▶ **What this task involves**: Give again only what runs from the line with "Extract all readable text from this page." to the final line of the entries below, exactly as written and without pictures.

[Lines of data]
>>>>>

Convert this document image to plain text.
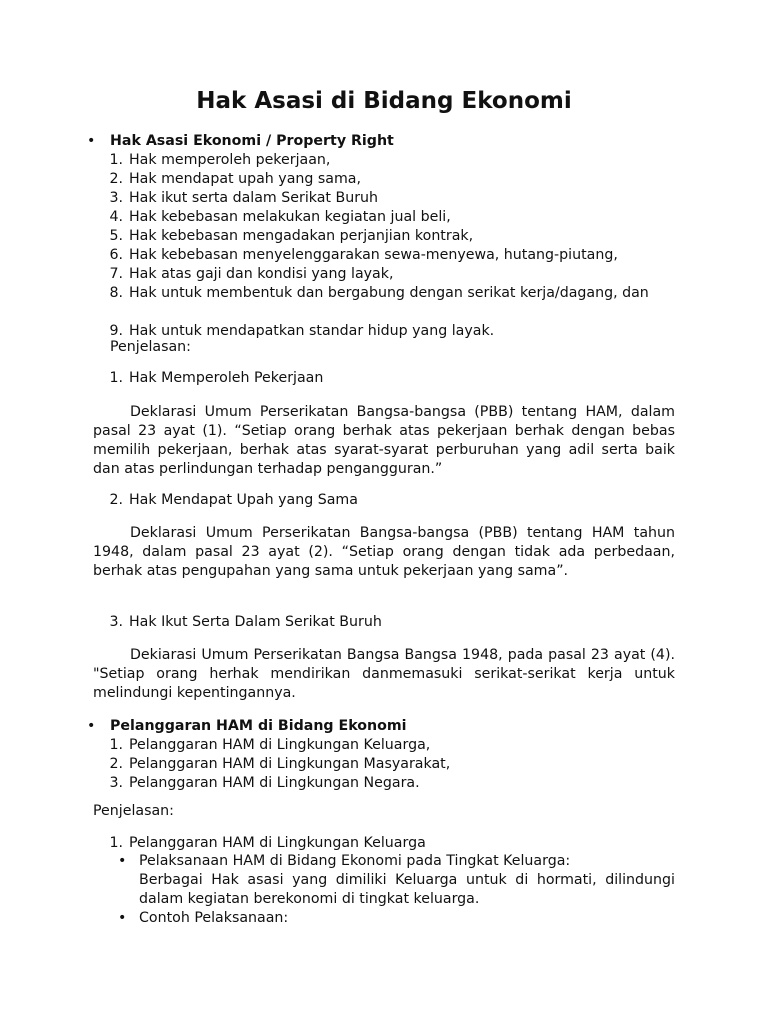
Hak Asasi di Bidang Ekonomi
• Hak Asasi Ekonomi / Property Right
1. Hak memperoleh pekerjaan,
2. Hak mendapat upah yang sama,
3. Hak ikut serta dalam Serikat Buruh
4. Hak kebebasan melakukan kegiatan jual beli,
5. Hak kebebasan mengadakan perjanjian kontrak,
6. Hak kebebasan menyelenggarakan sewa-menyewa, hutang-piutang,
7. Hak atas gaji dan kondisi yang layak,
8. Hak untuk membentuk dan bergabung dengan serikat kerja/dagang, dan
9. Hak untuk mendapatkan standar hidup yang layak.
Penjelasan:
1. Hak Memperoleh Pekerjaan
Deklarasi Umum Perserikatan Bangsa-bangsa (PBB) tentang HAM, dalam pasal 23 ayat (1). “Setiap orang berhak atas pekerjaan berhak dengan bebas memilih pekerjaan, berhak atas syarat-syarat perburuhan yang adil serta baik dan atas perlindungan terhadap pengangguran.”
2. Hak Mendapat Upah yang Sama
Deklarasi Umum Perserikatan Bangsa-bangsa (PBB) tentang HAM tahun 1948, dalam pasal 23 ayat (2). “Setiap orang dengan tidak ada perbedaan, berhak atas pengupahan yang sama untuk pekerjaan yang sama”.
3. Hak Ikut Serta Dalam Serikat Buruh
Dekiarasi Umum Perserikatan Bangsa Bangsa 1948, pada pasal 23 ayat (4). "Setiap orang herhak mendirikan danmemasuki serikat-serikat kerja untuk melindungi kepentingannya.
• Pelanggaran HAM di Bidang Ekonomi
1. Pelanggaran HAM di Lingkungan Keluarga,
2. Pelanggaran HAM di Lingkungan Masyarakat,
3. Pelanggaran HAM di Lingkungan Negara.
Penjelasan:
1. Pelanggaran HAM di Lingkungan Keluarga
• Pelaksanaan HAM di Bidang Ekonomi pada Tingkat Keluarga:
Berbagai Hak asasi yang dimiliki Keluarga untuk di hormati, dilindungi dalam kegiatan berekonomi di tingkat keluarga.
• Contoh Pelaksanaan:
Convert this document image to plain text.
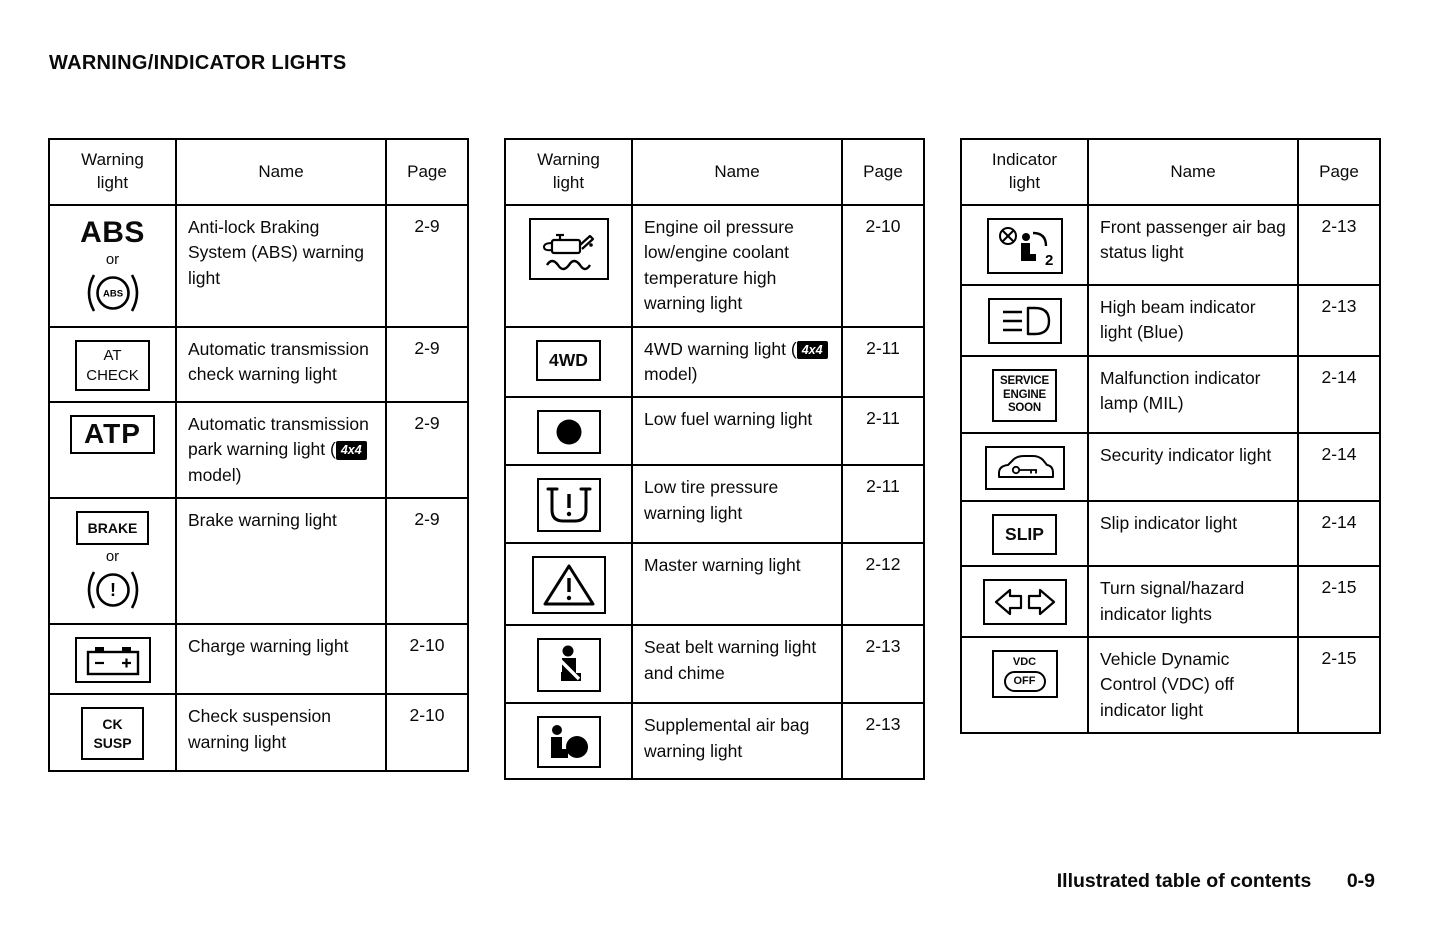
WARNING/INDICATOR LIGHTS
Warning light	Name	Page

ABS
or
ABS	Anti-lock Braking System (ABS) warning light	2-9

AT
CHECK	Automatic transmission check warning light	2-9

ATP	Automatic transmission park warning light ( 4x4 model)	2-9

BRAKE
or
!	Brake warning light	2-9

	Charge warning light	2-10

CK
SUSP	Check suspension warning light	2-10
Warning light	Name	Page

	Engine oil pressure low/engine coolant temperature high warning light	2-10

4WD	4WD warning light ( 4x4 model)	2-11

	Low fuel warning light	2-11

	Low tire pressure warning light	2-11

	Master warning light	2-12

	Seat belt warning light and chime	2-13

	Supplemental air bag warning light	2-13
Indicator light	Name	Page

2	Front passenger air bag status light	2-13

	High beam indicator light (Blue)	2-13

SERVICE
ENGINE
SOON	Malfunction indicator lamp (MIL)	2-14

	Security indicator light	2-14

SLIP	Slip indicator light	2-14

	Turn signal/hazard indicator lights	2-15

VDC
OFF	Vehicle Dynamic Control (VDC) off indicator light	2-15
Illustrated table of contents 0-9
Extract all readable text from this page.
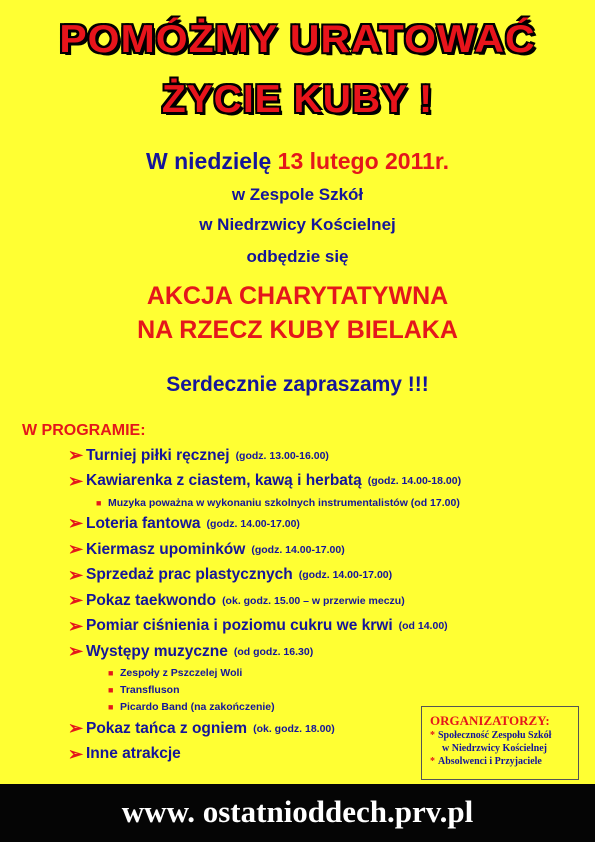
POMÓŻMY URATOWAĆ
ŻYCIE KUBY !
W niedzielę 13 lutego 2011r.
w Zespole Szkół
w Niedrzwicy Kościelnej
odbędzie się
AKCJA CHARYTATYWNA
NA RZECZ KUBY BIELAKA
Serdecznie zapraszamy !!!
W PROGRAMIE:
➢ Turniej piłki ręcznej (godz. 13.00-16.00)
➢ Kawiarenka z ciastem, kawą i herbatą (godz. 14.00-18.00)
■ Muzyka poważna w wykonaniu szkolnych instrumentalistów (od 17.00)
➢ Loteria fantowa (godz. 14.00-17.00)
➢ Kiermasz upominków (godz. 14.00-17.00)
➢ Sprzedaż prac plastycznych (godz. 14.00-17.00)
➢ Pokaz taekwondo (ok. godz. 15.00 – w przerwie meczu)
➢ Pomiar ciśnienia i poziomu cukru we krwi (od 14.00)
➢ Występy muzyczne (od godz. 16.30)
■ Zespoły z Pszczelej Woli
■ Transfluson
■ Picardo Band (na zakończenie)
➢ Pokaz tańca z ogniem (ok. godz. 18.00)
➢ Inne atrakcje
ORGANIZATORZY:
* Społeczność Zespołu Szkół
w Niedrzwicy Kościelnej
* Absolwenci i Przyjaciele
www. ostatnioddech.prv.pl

<<<<<

▶ **Response to the task**:
Extract all readable text from this page.
POMÓŻMY URATOWAĆ
ŻYCIE KUBY !
W niedzielę 13 lutego 2011r.
w Zespole Szkół
w Niedrzwicy Kościelnej
odbędzie się
AKCJA CHARYTATYWNA
NA RZECZ KUBY BIELAKA
Serdecznie zapraszamy !!!
W PROGRAMIE:
➢ Turniej piłki ręcznej (godz. 13.00-16.00)
➢ Kawiarenka z ciastem, kawą i herbatą (godz. 14.00-18.00)
■ Muzyka poważna w wykonaniu szkolnych instrumentalistów (od 17.00)
➢ Loteria fantowa (godz. 14.00-17.00)
➢ Kiermasz upominków (godz. 14.00-17.00)
➢ Sprzedaż prac plastycznych (godz. 14.00-17.00)
➢ Pokaz taekwondo (ok. godz. 15.00 – w przerwie meczu)
➢ Pomiar ciśnienia i poziomu cukru we krwi (od 14.00)
➢ Występy muzyczne (od godz. 16.30)
■ Zespoły z Pszczelej Woli
■ Transfluson
■ Picardo Band (na zakończenie)
➢ Pokaz tańca z ogniem (ok. godz. 18.00)
➢ Inne atrakcje
ORGANIZATORZY:
* Społeczność Zespołu Szkół
w Niedrzwicy Kościelnej
* Absolwenci i Przyjaciele
www. ostatnioddech.prv.pl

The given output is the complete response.